- Entries provided:
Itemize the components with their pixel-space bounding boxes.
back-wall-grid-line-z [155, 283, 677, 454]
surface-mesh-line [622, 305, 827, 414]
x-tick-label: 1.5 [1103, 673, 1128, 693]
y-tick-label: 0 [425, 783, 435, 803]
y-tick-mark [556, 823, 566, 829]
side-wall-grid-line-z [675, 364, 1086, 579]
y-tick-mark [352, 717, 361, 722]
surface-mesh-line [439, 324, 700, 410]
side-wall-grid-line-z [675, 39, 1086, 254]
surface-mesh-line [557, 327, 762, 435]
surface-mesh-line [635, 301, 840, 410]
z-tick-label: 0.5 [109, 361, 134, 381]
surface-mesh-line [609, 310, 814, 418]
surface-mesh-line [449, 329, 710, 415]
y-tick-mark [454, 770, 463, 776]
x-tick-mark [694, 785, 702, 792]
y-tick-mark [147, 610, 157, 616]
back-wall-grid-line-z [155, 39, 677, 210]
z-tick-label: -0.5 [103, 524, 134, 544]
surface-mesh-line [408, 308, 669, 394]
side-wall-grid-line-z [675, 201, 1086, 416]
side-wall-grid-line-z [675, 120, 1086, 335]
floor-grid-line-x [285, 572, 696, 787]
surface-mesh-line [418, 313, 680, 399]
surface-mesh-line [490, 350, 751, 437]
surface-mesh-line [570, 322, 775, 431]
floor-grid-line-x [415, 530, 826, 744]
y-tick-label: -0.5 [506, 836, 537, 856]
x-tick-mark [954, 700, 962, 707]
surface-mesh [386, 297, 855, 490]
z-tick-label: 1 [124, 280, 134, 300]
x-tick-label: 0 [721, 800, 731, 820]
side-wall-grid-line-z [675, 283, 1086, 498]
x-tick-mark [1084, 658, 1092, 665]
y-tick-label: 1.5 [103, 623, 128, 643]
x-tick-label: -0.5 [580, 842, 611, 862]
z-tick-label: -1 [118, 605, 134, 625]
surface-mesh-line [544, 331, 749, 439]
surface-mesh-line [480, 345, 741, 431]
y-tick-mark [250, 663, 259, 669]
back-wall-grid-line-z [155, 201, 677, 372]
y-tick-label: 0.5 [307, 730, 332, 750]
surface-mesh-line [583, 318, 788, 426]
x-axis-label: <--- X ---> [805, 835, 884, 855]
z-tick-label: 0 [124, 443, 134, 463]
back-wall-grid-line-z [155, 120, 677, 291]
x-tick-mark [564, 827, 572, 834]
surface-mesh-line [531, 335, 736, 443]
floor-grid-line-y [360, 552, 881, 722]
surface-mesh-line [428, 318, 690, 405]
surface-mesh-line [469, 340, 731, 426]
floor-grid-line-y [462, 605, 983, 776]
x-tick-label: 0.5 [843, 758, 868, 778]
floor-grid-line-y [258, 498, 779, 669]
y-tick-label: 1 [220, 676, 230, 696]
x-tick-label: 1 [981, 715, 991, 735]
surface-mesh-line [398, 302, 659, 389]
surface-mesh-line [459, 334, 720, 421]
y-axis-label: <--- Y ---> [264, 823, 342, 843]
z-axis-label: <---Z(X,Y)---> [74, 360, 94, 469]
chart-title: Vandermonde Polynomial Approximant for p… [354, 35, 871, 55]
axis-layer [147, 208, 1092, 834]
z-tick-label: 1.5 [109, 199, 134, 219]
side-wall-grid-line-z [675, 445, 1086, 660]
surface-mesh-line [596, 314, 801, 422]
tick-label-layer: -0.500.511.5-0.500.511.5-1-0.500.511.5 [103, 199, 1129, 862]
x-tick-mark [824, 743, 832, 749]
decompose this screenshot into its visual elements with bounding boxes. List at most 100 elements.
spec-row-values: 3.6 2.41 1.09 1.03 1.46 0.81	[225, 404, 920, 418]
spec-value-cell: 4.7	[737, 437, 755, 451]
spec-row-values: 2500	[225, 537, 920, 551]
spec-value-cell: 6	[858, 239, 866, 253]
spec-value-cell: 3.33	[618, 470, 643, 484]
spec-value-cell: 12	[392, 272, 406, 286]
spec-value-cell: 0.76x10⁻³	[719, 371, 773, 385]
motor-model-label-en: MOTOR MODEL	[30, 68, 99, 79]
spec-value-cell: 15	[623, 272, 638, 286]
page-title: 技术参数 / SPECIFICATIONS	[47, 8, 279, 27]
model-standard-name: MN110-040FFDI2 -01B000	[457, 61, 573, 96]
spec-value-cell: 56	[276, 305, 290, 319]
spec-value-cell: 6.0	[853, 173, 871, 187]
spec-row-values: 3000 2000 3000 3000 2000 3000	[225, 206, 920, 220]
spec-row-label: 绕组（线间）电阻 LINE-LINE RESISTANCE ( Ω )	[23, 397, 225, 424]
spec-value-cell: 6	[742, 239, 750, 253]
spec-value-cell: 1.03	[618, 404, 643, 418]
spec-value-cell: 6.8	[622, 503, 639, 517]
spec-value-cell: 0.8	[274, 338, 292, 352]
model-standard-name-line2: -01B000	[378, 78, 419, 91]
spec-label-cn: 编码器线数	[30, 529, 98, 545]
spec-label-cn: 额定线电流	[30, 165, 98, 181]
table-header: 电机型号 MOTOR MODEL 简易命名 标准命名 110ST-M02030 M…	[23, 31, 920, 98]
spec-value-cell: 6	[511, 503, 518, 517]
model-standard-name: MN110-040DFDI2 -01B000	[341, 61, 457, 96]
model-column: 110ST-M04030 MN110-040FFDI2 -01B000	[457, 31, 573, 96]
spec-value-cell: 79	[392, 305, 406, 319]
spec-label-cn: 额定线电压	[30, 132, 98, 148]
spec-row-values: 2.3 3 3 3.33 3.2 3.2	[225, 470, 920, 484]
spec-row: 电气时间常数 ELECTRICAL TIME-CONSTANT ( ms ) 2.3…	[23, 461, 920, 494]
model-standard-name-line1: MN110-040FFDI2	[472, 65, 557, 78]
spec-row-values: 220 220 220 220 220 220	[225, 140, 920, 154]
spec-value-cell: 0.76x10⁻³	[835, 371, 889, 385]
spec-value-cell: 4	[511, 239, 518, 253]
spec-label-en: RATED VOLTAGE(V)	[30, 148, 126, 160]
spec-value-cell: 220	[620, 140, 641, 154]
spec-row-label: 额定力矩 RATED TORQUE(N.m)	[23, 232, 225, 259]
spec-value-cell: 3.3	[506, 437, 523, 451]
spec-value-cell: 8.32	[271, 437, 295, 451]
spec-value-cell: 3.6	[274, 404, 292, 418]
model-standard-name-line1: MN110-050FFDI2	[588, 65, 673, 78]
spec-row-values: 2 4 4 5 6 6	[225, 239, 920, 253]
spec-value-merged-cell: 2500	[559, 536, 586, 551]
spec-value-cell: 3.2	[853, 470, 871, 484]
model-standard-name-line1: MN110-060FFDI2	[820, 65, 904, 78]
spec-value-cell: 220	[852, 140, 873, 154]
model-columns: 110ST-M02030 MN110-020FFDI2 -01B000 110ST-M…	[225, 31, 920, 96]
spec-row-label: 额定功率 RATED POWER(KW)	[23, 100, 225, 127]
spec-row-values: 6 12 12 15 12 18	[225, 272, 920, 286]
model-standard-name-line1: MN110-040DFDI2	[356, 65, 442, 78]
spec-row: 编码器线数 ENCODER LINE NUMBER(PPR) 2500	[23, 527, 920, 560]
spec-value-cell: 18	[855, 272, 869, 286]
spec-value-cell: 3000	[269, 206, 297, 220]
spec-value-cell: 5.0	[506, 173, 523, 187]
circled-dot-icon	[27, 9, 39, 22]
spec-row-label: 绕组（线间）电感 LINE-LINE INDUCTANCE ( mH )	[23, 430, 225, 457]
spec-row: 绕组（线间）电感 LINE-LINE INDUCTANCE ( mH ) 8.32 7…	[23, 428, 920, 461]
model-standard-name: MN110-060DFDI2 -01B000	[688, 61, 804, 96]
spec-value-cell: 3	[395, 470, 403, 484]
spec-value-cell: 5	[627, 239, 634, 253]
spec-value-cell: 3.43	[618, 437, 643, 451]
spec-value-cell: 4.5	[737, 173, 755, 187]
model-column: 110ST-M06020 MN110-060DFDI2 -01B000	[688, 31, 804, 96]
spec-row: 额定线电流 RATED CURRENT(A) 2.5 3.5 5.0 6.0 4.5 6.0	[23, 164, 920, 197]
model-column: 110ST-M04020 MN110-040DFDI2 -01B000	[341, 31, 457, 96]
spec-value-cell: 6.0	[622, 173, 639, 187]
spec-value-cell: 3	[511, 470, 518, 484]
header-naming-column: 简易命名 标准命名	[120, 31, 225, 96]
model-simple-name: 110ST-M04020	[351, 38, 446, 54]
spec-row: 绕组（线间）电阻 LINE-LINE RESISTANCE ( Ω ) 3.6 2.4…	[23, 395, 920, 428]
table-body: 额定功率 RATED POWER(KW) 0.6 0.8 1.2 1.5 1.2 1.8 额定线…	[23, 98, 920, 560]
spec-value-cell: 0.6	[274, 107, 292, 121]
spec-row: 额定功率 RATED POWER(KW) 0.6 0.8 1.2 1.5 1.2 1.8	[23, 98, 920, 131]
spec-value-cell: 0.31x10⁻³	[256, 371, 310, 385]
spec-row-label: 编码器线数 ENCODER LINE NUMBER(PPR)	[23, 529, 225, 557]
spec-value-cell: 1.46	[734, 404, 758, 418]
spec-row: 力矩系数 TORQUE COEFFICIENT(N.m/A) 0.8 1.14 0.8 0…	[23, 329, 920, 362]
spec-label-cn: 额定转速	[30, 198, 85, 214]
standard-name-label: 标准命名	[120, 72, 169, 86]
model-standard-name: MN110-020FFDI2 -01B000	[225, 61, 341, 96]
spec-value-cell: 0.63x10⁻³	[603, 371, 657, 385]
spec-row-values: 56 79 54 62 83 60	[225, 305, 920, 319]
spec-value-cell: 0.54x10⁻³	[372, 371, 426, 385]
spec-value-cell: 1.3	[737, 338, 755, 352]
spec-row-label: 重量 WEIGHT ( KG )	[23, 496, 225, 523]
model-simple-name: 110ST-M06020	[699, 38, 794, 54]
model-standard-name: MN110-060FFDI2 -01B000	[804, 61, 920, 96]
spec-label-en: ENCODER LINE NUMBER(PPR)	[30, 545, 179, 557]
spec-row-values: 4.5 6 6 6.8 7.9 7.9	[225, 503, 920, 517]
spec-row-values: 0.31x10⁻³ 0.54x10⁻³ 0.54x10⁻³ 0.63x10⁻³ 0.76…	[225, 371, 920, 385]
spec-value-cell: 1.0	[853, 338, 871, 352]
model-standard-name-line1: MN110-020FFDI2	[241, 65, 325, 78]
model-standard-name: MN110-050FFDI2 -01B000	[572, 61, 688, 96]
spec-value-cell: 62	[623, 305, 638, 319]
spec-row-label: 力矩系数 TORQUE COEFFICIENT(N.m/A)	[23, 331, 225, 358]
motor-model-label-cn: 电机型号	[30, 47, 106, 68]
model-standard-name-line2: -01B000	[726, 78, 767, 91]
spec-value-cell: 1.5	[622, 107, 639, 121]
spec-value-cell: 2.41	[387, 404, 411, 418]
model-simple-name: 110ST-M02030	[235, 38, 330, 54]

- Your goal: Rewrite everything from the first line above down to the line containing "x-tick-label: 0.5 [843, 758, 868, 778]" as a Markdown table, with an Index column that numbers each row and a Text column that holds the line, and leave out any blank lines.

- Answer to the task:
| Index | Text |
|---|---|
| 1 | Itemize the components with their pixel-space bounding boxes. |
| 2 | back-wall-grid-line-z [155, 283, 677, 454] |
| 3 | surface-mesh-line [622, 305, 827, 414] |
| 4 | x-tick-label: 1.5 [1103, 673, 1128, 693] |
| 5 | y-tick-label: 0 [425, 783, 435, 803] |
| 6 | y-tick-mark [556, 823, 566, 829] |
| 7 | side-wall-grid-line-z [675, 364, 1086, 579] |
| 8 | y-tick-mark [352, 717, 361, 722] |
| 9 | surface-mesh-line [439, 324, 700, 410] |
| 10 | side-wall-grid-line-z [675, 39, 1086, 254] |
| 11 | surface-mesh-line [557, 327, 762, 435] |
| 12 | surface-mesh-line [635, 301, 840, 410] |
| 13 | z-tick-label: 0.5 [109, 361, 134, 381] |
| 14 | surface-mesh-line [609, 310, 814, 418] |
| 15 | surface-mesh-line [449, 329, 710, 415] |
| 16 | y-tick-mark [454, 770, 463, 776] |
| 17 | x-tick-mark [694, 785, 702, 792] |
| 18 | y-tick-mark [147, 610, 157, 616] |
| 19 | back-wall-grid-line-z [155, 39, 677, 210] |
| 20 | z-tick-label: -0.5 [103, 524, 134, 544] |
| 21 | surface-mesh-line [408, 308, 669, 394] |
| 22 | side-wall-grid-line-z [675, 201, 1086, 416] |
| 23 | side-wall-grid-line-z [675, 120, 1086, 335] |
| 24 | floor-grid-line-x [285, 572, 696, 787] |
| 25 | surface-mesh-line [418, 313, 680, 399] |
| 26 | surface-mesh-line [490, 350, 751, 437] |
| 27 | surface-mesh-line [570, 322, 775, 431] |
| 28 | floor-grid-line-x [415, 530, 826, 744] |
| 29 | y-tick-label: -0.5 [506, 836, 537, 856] |
| 30 | x-tick-mark [954, 700, 962, 707] |
| 31 | surface-mesh [386, 297, 855, 490] |
| 32 | z-tick-label: 1 [124, 280, 134, 300] |
| 33 | x-tick-label: 0 [721, 800, 731, 820] |
| 34 | side-wall-grid-line-z [675, 283, 1086, 498] |
| 35 | x-tick-mark [1084, 658, 1092, 665] |
| 36 | y-tick-label: 1.5 [103, 623, 128, 643] |
| 37 | x-tick-label: -0.5 [580, 842, 611, 862] |
| 38 | z-tick-label: -1 [118, 605, 134, 625] |
| 39 | surface-mesh-line [544, 331, 749, 439] |
| 40 | surface-mesh-line [480, 345, 741, 431] |
| 41 | y-tick-mark [250, 663, 259, 669] |
| 42 | back-wall-grid-line-z [155, 201, 677, 372] |
| 43 | y-tick-label: 0.5 [307, 730, 332, 750] |
| 44 | surface-mesh-line [583, 318, 788, 426] |
| 45 | x-axis-label: <--- X ---> [805, 835, 884, 855] |
| 46 | z-tick-label: 0 [124, 443, 134, 463] |
| 47 | back-wall-grid-line-z [155, 120, 677, 291] |
| 48 | x-tick-mark [564, 827, 572, 834] |
| 49 | surface-mesh-line [531, 335, 736, 443] |
| 50 | floor-grid-line-y [360, 552, 881, 722] |
| 51 | surface-mesh-line [428, 318, 690, 405] |
| 52 | surface-mesh-line [469, 340, 731, 426] |
| 53 | floor-grid-line-y [462, 605, 983, 776] |
| 54 | x-tick-label: 0.5 [843, 758, 868, 778] |